WRITTEN TASK: Pictures in the records should not be copied, but every other part must be repeated exactly.

SOURCE DATA:
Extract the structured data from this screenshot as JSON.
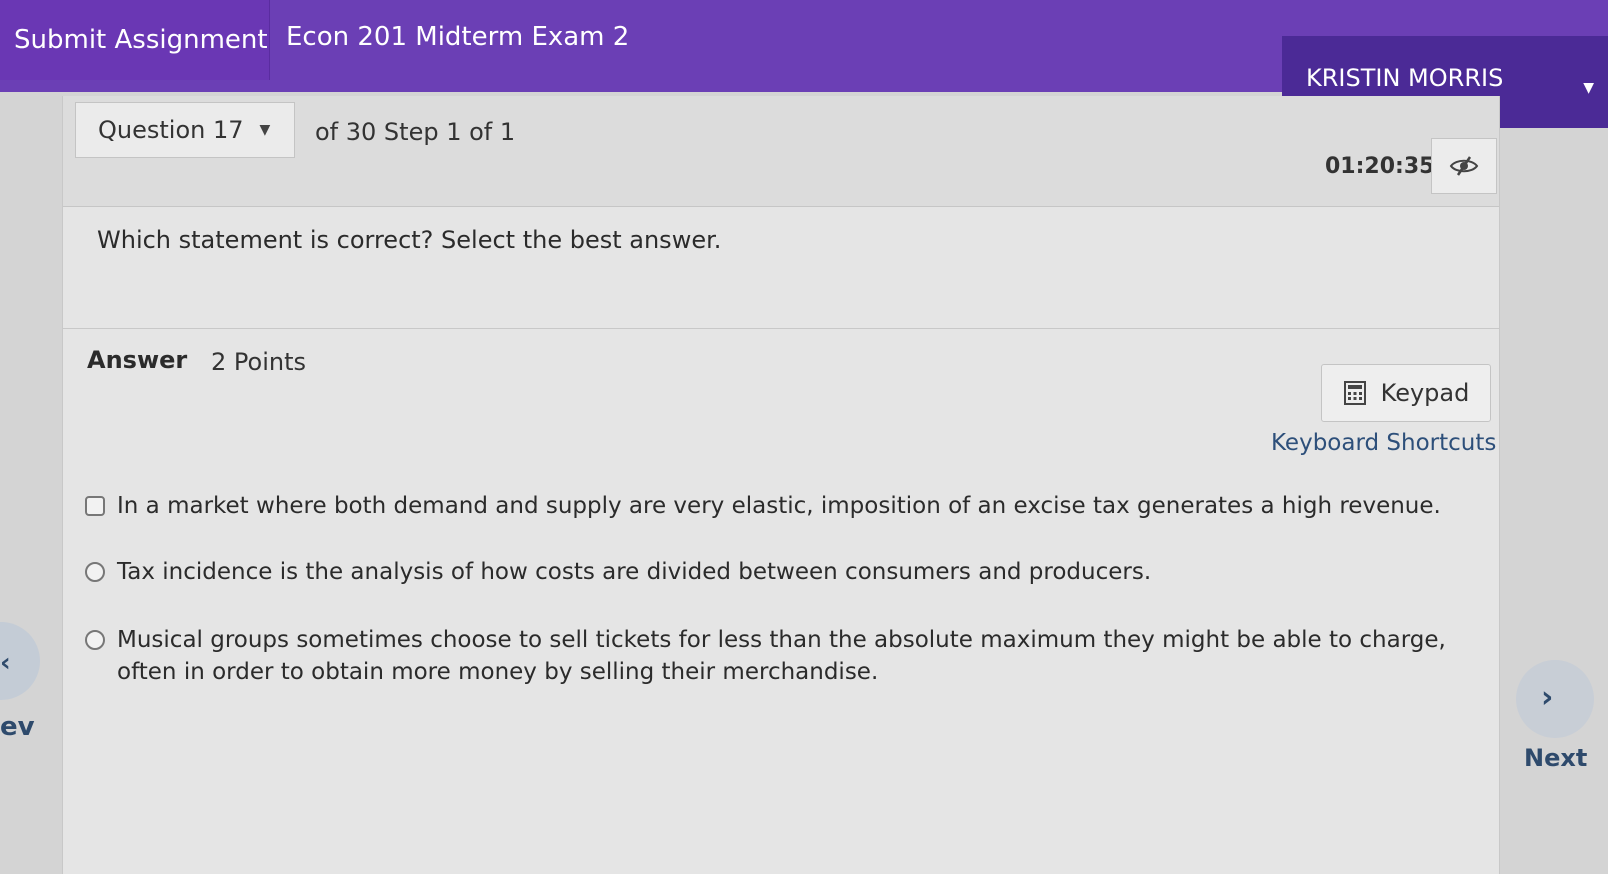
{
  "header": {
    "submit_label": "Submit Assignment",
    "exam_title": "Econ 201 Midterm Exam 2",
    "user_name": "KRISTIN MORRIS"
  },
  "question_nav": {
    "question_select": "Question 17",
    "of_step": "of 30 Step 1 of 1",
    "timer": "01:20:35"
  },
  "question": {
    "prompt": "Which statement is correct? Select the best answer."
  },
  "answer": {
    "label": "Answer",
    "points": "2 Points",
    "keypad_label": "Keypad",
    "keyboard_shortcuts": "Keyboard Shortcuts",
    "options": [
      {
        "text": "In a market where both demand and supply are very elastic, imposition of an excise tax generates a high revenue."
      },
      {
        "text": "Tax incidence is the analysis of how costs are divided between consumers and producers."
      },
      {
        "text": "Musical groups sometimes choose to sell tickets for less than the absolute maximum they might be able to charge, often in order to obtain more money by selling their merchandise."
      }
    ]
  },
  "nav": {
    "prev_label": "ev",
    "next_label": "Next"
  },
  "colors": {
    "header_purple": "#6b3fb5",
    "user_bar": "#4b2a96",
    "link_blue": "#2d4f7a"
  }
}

FULL ANSWER:
Extract the structured data from this screenshot as JSON.
{
  "header": {
    "submit_label": "Submit Assignment",
    "exam_title": "Econ 201 Midterm Exam 2",
    "user_name": "KRISTIN MORRIS"
  },
  "question_nav": {
    "question_select": "Question 17",
    "of_step": "of 30 Step 1 of 1",
    "timer": "01:20:35"
  },
  "question": {
    "prompt": "Which statement is correct? Select the best answer."
  },
  "answer": {
    "label": "Answer",
    "points": "2 Points",
    "keypad_label": "Keypad",
    "keyboard_shortcuts": "Keyboard Shortcuts",
    "options": [
      {
        "text": "In a market where both demand and supply are very elastic, imposition of an excise tax generates a high revenue."
      },
      {
        "text": "Tax incidence is the analysis of how costs are divided between consumers and producers."
      },
      {
        "text": "Musical groups sometimes choose to sell tickets for less than the absolute maximum they might be able to charge, often in order to obtain more money by selling their merchandise."
      }
    ]
  },
  "nav": {
    "prev_label": "ev",
    "next_label": "Next"
  },
  "colors": {
    "header_purple": "#6b3fb5",
    "user_bar": "#4b2a96",
    "link_blue": "#2d4f7a"
  }
}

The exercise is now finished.